● **What to work on**
Which lines hold the word "trung"? Copy each of them.

● **Excerpted data**
** BEGIN **
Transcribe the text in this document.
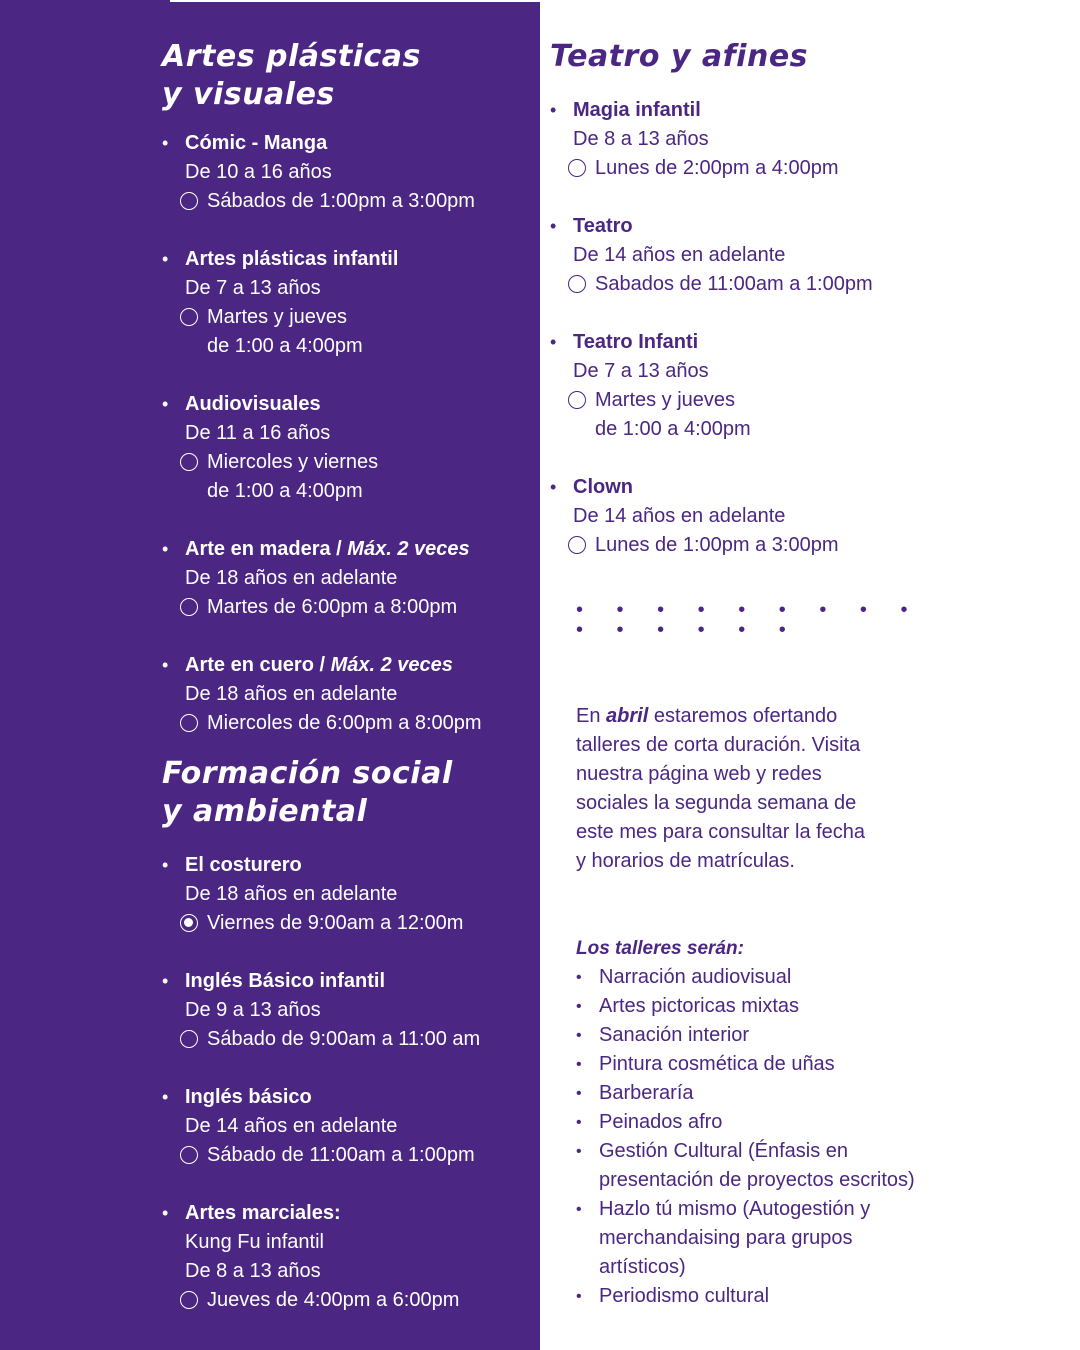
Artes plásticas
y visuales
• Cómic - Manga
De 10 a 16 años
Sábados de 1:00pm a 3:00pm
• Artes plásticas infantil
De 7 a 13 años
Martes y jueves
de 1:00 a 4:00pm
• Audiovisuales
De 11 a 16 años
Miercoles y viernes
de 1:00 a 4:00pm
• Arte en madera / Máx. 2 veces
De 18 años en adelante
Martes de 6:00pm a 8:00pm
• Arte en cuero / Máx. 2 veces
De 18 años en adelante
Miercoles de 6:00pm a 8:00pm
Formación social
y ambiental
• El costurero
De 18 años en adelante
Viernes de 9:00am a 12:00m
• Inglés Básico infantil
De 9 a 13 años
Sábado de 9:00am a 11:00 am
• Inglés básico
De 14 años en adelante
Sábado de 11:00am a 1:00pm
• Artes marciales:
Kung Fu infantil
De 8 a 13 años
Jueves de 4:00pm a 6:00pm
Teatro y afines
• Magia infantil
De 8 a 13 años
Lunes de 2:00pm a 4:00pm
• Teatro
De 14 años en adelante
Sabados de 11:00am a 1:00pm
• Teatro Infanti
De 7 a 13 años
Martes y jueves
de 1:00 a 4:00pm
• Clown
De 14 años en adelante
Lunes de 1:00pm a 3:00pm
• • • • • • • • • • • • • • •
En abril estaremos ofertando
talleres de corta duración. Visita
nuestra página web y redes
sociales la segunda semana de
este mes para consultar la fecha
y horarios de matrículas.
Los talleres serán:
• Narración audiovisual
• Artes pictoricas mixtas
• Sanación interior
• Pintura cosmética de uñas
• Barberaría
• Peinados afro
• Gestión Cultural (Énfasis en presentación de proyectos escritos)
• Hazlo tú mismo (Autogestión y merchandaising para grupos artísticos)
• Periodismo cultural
** END **
** BEGIN **
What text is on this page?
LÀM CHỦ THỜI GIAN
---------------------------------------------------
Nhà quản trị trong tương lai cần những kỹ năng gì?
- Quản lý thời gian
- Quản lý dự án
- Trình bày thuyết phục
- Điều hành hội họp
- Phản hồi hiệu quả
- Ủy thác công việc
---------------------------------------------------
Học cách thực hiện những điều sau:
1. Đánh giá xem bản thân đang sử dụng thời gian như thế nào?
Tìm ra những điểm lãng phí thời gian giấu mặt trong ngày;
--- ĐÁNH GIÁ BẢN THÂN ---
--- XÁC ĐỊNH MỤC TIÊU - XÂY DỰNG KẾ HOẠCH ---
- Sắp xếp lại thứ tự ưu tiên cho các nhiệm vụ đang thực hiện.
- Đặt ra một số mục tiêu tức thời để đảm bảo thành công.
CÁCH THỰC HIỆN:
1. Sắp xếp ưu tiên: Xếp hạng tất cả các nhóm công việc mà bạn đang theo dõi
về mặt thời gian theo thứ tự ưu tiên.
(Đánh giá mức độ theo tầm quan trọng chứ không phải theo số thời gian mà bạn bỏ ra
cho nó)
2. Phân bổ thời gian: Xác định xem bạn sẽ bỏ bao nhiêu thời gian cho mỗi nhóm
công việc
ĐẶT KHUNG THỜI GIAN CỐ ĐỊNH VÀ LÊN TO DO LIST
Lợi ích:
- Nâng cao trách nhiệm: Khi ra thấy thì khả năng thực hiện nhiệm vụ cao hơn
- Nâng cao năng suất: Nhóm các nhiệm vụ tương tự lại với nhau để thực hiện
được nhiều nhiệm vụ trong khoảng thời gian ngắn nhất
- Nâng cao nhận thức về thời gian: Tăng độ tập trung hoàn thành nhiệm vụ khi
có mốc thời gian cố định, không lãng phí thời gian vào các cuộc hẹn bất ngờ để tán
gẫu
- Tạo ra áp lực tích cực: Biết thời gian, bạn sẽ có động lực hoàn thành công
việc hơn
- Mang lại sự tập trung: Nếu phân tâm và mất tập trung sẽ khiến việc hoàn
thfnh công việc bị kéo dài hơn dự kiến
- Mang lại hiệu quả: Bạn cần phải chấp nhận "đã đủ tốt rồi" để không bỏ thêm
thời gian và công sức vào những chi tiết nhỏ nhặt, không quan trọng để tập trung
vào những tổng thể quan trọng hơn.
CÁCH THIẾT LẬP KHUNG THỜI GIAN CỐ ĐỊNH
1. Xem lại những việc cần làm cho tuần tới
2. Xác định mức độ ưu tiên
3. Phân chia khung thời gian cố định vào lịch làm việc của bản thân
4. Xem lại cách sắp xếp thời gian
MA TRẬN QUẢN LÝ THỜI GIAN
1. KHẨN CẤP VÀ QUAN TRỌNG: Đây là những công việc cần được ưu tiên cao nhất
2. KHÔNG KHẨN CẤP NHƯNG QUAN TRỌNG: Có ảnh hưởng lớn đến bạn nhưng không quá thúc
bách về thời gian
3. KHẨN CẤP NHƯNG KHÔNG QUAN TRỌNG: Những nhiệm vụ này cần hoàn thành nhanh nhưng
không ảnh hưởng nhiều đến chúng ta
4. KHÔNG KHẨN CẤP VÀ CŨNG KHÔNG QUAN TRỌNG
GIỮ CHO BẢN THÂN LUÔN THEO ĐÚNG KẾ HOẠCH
** END **
● **Answer to this task**
- Nâng cao nhận thức về thời gian: Tăng độ tập trung hoàn thành nhiệm vụ khi
- Mang lại sự tập trung: Nếu phân tâm và mất tập trung sẽ khiến việc hoàn
thời gian và công sức vào những chi tiết nhỏ nhặt, không quan trọng để tập trung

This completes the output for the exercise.